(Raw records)
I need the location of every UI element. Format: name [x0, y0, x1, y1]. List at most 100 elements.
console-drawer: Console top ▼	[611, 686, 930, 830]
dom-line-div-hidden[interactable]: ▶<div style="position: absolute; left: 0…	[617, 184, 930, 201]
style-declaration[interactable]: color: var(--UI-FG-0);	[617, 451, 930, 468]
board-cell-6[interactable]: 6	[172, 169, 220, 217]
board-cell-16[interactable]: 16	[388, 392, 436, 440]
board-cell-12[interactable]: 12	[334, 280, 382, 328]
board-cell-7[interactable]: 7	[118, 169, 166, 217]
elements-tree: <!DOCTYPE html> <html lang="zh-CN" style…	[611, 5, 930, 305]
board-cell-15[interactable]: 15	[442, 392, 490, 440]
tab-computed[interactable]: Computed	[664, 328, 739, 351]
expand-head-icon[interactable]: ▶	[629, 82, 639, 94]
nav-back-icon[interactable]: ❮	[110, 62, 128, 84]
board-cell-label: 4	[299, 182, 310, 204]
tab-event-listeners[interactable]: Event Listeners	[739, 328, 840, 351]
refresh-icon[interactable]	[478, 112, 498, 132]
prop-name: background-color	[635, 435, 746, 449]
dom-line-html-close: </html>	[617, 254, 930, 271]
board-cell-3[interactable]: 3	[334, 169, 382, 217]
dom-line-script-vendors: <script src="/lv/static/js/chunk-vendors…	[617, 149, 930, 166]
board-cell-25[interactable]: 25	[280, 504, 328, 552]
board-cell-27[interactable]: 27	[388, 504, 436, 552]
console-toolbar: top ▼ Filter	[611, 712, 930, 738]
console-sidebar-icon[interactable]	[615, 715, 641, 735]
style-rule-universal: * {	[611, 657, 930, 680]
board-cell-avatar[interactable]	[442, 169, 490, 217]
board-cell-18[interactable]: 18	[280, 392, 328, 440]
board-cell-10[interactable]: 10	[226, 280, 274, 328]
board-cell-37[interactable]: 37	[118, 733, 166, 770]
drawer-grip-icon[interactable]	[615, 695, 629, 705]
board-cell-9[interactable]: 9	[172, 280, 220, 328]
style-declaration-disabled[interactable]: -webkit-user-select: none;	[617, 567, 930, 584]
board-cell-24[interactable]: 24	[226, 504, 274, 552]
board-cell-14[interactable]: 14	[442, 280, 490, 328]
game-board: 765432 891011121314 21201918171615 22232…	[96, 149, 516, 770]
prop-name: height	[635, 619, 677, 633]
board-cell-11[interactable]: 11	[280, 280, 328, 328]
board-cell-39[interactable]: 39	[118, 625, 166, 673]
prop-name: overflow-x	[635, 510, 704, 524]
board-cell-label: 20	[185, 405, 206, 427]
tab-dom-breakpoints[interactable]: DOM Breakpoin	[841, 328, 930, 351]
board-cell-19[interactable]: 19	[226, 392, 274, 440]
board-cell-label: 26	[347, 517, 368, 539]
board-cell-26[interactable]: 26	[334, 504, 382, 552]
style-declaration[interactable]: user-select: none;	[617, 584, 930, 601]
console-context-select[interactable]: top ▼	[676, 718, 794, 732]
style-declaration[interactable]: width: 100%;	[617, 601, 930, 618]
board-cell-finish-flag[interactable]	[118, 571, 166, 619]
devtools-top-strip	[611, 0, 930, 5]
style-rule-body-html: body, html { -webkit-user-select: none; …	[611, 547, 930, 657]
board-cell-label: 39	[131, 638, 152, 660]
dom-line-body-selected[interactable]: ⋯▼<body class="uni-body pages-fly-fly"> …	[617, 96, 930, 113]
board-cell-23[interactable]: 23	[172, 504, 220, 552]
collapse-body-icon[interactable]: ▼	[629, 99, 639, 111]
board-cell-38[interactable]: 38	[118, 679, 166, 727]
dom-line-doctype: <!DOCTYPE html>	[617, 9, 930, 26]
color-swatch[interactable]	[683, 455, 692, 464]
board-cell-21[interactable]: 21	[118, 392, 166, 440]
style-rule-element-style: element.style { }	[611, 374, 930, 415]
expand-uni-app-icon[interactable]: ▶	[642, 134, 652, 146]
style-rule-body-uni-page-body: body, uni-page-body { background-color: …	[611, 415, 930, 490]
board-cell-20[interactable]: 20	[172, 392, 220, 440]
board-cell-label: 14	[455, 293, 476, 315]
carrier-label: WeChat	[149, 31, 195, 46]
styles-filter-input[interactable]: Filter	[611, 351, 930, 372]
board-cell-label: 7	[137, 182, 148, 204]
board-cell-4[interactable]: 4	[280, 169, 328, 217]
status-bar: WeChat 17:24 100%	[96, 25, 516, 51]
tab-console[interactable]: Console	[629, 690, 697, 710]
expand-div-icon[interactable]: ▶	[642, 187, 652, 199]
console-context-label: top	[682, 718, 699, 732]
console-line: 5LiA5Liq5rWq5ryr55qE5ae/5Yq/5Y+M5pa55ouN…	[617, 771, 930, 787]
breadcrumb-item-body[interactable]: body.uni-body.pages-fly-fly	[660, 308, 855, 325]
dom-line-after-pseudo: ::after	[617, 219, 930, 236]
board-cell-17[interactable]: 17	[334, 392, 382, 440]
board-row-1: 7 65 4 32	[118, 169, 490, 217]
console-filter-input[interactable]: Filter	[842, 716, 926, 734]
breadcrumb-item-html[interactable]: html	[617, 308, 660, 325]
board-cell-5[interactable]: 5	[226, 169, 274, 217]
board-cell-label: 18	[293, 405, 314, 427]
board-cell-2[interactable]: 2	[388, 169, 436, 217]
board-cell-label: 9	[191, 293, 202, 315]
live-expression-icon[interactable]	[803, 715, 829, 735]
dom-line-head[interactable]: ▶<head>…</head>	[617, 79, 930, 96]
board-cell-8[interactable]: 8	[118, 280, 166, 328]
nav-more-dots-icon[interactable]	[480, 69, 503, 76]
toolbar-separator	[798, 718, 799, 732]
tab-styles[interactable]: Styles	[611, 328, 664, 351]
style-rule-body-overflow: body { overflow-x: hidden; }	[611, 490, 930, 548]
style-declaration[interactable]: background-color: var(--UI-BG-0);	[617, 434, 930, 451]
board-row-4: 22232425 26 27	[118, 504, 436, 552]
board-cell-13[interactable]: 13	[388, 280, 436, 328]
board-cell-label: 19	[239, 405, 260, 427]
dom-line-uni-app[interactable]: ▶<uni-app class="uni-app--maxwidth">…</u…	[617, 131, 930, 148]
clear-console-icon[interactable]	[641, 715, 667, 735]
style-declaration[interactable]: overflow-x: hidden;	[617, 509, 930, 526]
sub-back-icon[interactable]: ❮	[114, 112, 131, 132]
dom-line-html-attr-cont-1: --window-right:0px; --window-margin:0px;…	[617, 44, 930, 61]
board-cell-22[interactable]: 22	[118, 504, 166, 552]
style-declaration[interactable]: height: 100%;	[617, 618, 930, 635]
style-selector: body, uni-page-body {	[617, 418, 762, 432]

__AIM OF THE TASK__
Retype the lines from the first one through the line containing "392, 436, 440]", without changing anything.

__ANSWER TO THIS EXERCISE__
I need the location of every UI element. Format: name [x0, y0, x1, y1]. List at most 100 elements.
console-drawer: Console top ▼	[611, 686, 930, 830]
dom-line-div-hidden[interactable]: ▶<div style="position: absolute; left: 0…	[617, 184, 930, 201]
style-declaration[interactable]: color: var(--UI-FG-0);	[617, 451, 930, 468]
board-cell-6[interactable]: 6	[172, 169, 220, 217]
board-cell-16[interactable]: 16	[388, 392, 436, 440]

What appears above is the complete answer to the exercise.